**Supplied text**
============================================================
# Cioks Ciokoloate!



## zurn (Oct 21, 2009)

Not sure if it will fit under a Pedaltrain, but this new power supply with surely end up on a lot of boards. 

http://cioks.com/index.php?option=com_content&task=view&id=58&Itemid=73
*
Features:* 



16 outlets configured in 12 isolated sections
two toroidal transformers with additional magnetic field shielding
4 powerful DC sections, three with 400mA each and one with 600mA
2 powerful AC sections with 800mA each and voltages 9, 12 and 16V AC
two 15V outlets for Radial Tonebone pedals
possibility of 18 or 24V from a single outlet
will power a 40V pedal with Stack Flex
one outlet with adjustable voltage in the range 4-15V
short circuit protection of all outlets
advanced LED monitoring of each section
temperature monitoring
120 or 230V mains voltage operation
24 Flex cables included
Flex cable for Electro-Harmonix vacuum tube pedals included
one Split Flex and two types of Stack Flex also included
3-way daisy chain Flex included
gold plated outlets
mounting kit for pedal boards included
durable steel enclosure with 2mm thick top
 *Specifications: *
Outlet 1:	4-15V DC / 100mA 
Outlet 2-4:	9V DC / 100mA each 
Outlet 5:	18 or 24V DC / 100mA 
Outlet 6-7:	9 or 12V DC / 200mA each 
Outlet 8-9:	9 or 12V DC / 400mA each 
Outlet 10-11:	9 and 12 or 15V DC / 400mA 
Outlet 12-13:	9 and 12 or 15V DC / 600mA* 
Outlet 14:	9 or 12V AC / 800mA* 
Outlet 15-16:	9, 12 or 16V AC / 800mA 
* only one of these two sections can be used 
Size: 292x98x35mm (excl. rubber feet)
============================================================
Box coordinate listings
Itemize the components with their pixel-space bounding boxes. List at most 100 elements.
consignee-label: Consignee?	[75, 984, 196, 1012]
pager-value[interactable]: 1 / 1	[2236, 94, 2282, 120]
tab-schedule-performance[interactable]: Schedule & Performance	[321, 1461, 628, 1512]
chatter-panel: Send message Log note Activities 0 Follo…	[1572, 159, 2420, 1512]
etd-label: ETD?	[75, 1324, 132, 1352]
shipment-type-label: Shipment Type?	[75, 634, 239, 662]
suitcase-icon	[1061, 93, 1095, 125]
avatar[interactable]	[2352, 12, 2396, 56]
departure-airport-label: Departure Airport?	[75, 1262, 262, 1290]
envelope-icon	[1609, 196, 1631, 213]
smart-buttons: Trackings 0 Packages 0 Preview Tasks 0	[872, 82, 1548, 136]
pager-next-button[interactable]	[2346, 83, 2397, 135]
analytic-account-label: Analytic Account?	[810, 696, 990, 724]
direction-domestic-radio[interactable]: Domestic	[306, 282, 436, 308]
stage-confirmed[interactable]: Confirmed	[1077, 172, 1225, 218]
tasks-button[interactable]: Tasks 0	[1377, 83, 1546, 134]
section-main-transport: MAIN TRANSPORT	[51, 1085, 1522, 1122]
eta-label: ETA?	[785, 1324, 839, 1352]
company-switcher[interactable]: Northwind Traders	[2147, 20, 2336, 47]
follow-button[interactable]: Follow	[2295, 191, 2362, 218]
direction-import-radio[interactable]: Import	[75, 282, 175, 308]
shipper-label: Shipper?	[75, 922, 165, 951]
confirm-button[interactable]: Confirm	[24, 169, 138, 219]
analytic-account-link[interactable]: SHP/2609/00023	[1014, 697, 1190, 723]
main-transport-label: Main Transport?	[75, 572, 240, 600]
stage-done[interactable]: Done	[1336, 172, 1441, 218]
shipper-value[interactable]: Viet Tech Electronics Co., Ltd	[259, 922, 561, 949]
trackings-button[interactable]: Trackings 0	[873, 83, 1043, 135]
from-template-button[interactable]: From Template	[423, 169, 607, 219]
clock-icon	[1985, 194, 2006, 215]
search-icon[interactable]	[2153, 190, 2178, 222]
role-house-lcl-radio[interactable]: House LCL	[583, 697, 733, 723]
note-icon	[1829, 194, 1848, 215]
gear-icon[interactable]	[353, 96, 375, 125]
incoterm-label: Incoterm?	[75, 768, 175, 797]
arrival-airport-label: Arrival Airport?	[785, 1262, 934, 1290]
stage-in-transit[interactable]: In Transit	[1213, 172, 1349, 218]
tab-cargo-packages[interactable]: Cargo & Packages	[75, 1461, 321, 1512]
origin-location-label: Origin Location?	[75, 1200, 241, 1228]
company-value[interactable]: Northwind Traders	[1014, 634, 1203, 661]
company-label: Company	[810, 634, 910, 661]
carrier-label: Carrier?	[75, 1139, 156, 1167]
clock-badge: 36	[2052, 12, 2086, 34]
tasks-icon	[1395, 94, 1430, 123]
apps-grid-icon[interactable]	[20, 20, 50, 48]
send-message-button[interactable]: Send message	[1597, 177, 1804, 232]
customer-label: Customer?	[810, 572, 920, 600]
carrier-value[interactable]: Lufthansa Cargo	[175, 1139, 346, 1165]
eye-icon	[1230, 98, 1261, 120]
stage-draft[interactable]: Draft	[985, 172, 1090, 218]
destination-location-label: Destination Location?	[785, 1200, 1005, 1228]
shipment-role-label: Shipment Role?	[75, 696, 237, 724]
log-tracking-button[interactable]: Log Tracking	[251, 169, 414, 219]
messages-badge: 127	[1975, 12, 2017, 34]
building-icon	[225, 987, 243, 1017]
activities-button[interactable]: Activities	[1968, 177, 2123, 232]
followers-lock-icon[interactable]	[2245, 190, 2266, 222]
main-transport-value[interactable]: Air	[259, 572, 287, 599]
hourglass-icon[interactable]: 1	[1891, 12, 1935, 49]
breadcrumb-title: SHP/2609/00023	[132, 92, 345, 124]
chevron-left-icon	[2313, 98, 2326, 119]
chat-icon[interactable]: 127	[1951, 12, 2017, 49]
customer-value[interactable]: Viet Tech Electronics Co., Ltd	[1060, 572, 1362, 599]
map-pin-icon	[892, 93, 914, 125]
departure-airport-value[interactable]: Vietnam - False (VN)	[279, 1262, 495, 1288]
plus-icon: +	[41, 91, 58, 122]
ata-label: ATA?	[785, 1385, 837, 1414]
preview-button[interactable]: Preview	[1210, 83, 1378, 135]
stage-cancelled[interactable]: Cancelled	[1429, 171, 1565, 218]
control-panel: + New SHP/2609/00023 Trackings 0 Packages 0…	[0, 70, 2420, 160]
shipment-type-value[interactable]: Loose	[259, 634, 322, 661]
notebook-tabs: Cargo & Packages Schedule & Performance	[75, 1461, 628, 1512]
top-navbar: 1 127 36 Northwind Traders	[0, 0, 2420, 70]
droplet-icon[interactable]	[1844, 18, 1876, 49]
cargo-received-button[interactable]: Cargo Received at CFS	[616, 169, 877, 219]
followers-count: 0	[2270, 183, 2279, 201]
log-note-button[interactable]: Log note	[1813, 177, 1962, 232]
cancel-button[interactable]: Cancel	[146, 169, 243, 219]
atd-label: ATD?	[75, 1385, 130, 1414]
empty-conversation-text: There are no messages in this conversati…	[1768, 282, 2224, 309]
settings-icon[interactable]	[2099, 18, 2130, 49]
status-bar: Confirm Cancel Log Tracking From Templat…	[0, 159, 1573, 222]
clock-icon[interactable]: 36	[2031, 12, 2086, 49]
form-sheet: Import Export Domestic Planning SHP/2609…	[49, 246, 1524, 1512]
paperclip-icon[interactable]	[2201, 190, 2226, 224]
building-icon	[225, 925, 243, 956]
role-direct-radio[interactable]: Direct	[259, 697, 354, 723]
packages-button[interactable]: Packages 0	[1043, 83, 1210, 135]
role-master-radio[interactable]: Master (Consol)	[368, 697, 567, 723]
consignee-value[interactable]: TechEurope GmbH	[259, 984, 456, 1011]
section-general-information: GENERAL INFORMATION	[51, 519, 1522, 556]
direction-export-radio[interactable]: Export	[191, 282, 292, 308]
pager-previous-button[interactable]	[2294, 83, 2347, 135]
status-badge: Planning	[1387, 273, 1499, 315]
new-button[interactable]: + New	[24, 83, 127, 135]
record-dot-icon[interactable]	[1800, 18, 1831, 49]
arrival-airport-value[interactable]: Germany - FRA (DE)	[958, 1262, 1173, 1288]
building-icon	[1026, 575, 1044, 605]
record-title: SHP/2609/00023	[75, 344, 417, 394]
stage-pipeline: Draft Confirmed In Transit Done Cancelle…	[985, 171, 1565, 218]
============================================================
Could you write out the passage of the Cioks power supply post that begins at the words "# Cioks Ciokoloate!" and ends after "lot of boards.", word for word?

# Cioks Ciokoloate!



## zurn (Oct 21, 2009)

Not sure if it will fit under a Pedaltrain, but this new power supply with surely end up on a lot of boards.